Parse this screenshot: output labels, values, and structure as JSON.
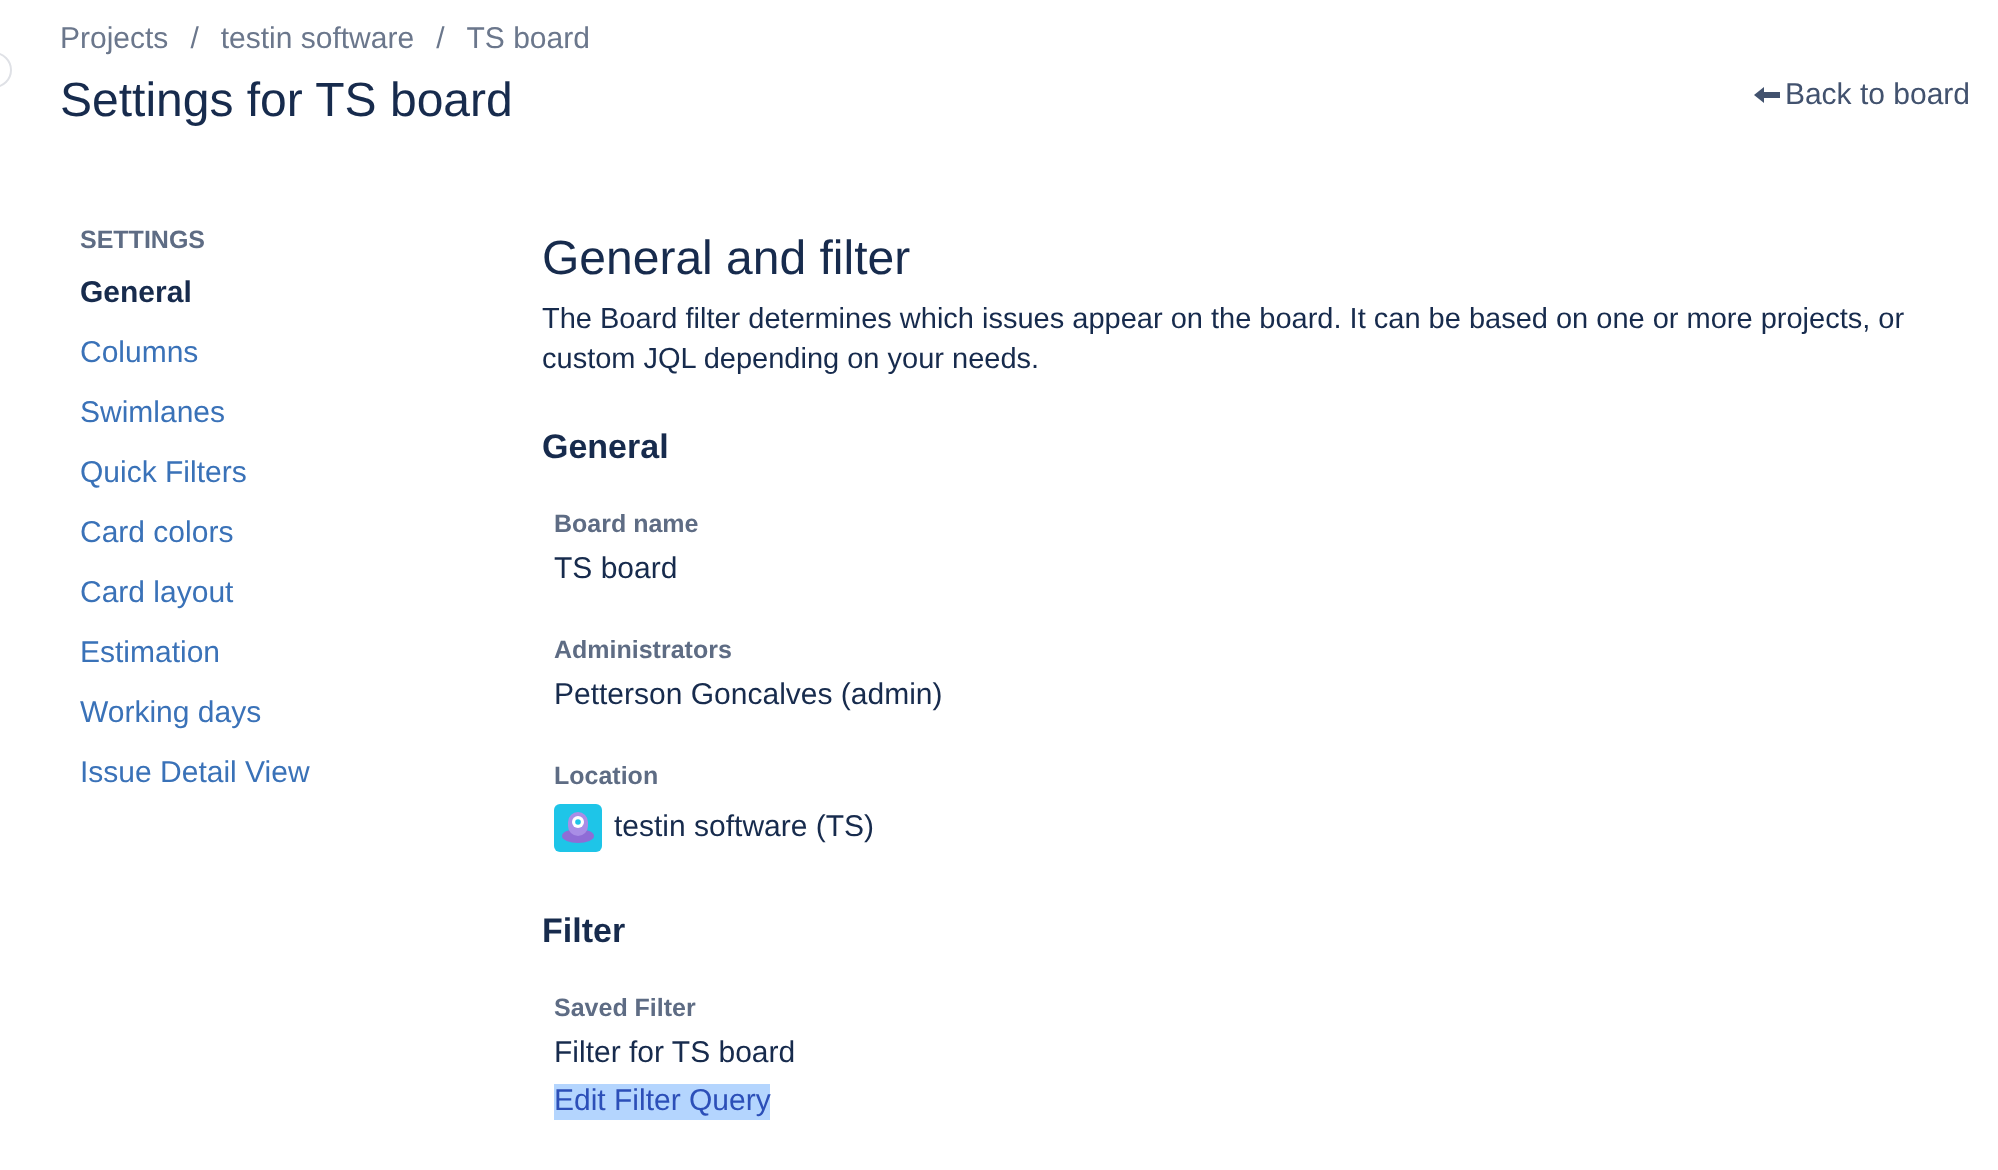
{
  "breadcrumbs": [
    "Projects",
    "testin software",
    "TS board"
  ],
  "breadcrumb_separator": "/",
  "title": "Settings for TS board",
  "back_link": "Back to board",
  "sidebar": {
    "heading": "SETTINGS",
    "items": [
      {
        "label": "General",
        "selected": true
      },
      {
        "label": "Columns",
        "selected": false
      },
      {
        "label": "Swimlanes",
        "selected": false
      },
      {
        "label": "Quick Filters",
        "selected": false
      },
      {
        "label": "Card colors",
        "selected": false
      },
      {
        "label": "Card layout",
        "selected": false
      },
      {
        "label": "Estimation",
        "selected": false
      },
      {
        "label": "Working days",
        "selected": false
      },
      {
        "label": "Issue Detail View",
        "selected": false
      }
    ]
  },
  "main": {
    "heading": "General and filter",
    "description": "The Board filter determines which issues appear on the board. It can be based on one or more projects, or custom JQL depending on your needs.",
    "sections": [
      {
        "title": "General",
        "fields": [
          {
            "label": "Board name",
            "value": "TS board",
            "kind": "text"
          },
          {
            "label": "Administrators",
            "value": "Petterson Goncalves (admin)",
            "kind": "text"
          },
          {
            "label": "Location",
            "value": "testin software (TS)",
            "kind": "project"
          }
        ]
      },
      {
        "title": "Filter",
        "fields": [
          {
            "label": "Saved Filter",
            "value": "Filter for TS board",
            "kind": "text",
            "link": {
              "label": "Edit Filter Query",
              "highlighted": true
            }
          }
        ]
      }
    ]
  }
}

* _Short task_:
Skip every picture and transcribe the data above exactly.

* _The completed task_:
Parse this screenshot: output labels, values, and structure as JSON.
{
  "breadcrumbs": [
    "Projects",
    "testin software",
    "TS board"
  ],
  "breadcrumb_separator": "/",
  "title": "Settings for TS board",
  "back_link": "Back to board",
  "sidebar": {
    "heading": "SETTINGS",
    "items": [
      {
        "label": "General",
        "selected": true
      },
      {
        "label": "Columns",
        "selected": false
      },
      {
        "label": "Swimlanes",
        "selected": false
      },
      {
        "label": "Quick Filters",
        "selected": false
      },
      {
        "label": "Card colors",
        "selected": false
      },
      {
        "label": "Card layout",
        "selected": false
      },
      {
        "label": "Estimation",
        "selected": false
      },
      {
        "label": "Working days",
        "selected": false
      },
      {
        "label": "Issue Detail View",
        "selected": false
      }
    ]
  },
  "main": {
    "heading": "General and filter",
    "description": "The Board filter determines which issues appear on the board. It can be based on one or more projects, or custom JQL depending on your needs.",
    "sections": [
      {
        "title": "General",
        "fields": [
          {
            "label": "Board name",
            "value": "TS board",
            "kind": "text"
          },
          {
            "label": "Administrators",
            "value": "Petterson Goncalves (admin)",
            "kind": "text"
          },
          {
            "label": "Location",
            "value": "testin software (TS)",
            "kind": "project"
          }
        ]
      },
      {
        "title": "Filter",
        "fields": [
          {
            "label": "Saved Filter",
            "value": "Filter for TS board",
            "kind": "text",
            "link": {
              "label": "Edit Filter Query",
              "highlighted": true
            }
          }
        ]
      }
    ]
  }
}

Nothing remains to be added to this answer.